_EXCERPT_
How can I get my results that I am looking for?

Upvotes: 1

Views: 1186

Answers (1)

Andrey Tyukin
Andrey Tyukin

Reputation: 44957

SHORT ANSWER

A two-liner that produces a string that looks exactly as you specified:

println(lines.map{line => if(line.trim.matches("[a-zA-Z]+:.*")) 
  ("\"\n\"" + line.split(":")(1).trim) else (", " + line.trim)}.mkString.drop(2) + "\"")

LONG ANSWER

Why try to solve something in one line, if you can achieve the same thing in 94?

(That's the exact opposite of the usual slogan when working with Scala collections, but the input was sufficiently messy that I found it worthwhile to actually write out some of the intermediate steps. Maybe that's just because I've bought a nice new keyboard recently...)

val input = """ID:   12343-7888
Name:  Mary, Bob, Jason, Jeff, Suzy
           Harry, Steve
           Larry, George
City:   New York, Portland, Dallas, Kansas City
        Tampa, Bend
ID: 567865-676
Name: Alex, Bob 
  Chris, Dave 
     Evan, Frank
   Gary
City: Los Angeles, St. Petersburg
   Washington D.C., Phoenix
"""

case class Entry(id: String, names: List[String], cities: List[String])

def parseMessyInput(input: String): List[Entry] = {

  // just a first rought approximation of the structure of the input
  sealed trait MessyInputLine { def content: String }
  case class IdLine(content: String) extends MessyInputLine
  case class NameLine(content: String) extends MessyInputLine
  case class UnlabeledLine(content: String) extends MessyInputLine
  case class CityLine(content: String) extends MessyInputLine

  val lines = input.split("\n").toList

  // a helper function for checking whether a line starts with a label
  def tryParseLabeledLine
    (label: String, line: String)
    (cons: String => MessyInputLine)

_EXCERPTED RECORDS_
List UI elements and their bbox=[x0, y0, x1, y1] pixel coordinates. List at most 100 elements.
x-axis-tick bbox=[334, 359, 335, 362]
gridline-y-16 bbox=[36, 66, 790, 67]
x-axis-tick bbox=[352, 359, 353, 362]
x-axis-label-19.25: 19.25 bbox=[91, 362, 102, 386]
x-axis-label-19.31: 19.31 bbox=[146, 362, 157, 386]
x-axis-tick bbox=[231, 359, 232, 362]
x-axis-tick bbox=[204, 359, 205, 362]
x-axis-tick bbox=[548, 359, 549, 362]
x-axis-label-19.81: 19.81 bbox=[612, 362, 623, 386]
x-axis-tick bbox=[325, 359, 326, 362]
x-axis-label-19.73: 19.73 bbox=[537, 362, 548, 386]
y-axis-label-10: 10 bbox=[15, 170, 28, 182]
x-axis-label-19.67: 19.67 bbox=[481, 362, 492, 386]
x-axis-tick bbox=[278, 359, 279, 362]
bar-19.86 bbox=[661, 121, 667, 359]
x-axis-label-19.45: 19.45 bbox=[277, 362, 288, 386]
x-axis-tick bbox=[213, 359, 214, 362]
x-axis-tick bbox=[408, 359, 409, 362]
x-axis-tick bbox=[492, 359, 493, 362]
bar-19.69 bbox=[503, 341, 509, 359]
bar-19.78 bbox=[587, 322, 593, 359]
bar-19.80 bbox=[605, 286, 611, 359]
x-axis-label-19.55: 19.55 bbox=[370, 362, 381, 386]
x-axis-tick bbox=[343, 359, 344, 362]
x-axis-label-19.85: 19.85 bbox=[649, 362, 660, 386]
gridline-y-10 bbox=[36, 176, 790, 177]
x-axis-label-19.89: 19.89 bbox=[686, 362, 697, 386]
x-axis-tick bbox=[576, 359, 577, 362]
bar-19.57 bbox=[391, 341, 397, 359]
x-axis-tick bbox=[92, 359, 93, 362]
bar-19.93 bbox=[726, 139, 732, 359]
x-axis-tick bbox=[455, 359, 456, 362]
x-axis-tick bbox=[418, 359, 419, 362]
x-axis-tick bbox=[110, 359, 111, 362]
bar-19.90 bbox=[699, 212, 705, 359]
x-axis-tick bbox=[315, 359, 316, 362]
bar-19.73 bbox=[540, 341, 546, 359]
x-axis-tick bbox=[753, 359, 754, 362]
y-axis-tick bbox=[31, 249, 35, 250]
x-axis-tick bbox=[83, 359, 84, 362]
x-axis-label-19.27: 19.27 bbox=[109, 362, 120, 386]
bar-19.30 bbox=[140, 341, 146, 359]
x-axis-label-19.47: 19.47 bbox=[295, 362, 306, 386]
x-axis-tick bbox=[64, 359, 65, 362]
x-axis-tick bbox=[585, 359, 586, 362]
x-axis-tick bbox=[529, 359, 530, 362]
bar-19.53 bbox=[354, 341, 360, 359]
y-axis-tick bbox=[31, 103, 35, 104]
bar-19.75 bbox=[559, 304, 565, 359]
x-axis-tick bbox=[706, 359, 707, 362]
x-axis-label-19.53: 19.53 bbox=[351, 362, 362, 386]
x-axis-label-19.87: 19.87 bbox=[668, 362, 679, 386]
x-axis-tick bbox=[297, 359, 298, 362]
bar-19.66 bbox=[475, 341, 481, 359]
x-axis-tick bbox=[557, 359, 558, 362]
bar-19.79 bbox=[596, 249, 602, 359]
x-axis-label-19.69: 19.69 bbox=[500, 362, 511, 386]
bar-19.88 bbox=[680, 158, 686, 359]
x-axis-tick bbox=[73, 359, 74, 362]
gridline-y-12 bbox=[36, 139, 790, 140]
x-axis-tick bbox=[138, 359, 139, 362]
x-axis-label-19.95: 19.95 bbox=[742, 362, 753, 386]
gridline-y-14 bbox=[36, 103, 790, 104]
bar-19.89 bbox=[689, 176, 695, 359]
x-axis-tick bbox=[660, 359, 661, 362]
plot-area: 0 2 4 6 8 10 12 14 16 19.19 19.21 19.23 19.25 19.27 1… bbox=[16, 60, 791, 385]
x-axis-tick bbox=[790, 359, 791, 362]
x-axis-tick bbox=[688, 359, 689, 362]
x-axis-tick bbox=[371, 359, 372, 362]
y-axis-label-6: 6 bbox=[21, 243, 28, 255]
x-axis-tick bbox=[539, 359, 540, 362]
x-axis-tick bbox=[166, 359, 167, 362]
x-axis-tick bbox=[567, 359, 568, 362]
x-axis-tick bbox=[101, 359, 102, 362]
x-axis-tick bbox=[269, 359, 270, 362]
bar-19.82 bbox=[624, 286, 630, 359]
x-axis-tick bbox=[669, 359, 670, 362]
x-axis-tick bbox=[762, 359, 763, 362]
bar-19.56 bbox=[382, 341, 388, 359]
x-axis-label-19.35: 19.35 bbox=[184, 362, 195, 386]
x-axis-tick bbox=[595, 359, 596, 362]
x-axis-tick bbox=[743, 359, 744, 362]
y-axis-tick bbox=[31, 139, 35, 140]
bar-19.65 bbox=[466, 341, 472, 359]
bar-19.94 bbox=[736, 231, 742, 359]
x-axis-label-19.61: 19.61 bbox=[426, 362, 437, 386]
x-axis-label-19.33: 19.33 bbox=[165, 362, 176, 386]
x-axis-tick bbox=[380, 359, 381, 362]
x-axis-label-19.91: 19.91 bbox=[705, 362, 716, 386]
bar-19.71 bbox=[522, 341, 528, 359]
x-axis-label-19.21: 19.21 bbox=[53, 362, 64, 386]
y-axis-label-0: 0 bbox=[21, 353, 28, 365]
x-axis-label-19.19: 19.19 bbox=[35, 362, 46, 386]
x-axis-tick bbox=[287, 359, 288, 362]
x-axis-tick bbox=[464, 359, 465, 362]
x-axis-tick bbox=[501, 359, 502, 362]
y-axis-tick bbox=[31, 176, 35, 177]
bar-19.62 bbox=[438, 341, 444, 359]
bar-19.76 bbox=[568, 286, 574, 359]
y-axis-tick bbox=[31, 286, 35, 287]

_YOUR TASKS_
1. In the Scala answer, why did the author find it worthwhile to write out some of the intermediate steps?
2. Repeat the stretch of the Scala answer from "Reputation: 44957" through "new keyboard recently...)".

_COMPLETED EXERCISE_
1. The input was sufficiently messy.

2.
Reputation: 44957

SHORT ANSWER

A two-liner that produces a string that looks exactly as you specified:

println(lines.map{line => if(line.trim.matches("[a-zA-Z]+:.*")) 
  ("\"\n\"" + line.split(":")(1).trim) else (", " + line.trim)}.mkString.drop(2) + "\"")

LONG ANSWER

Why try to solve something in one line, if you can achieve the same thing in 94?

(That's the exact opposite of the usual slogan when working with Scala collections, but the input was sufficiently messy that I found it worthwhile to actually write out some of the intermediate steps. Maybe that's just because I've bought a nice new keyboard recently...)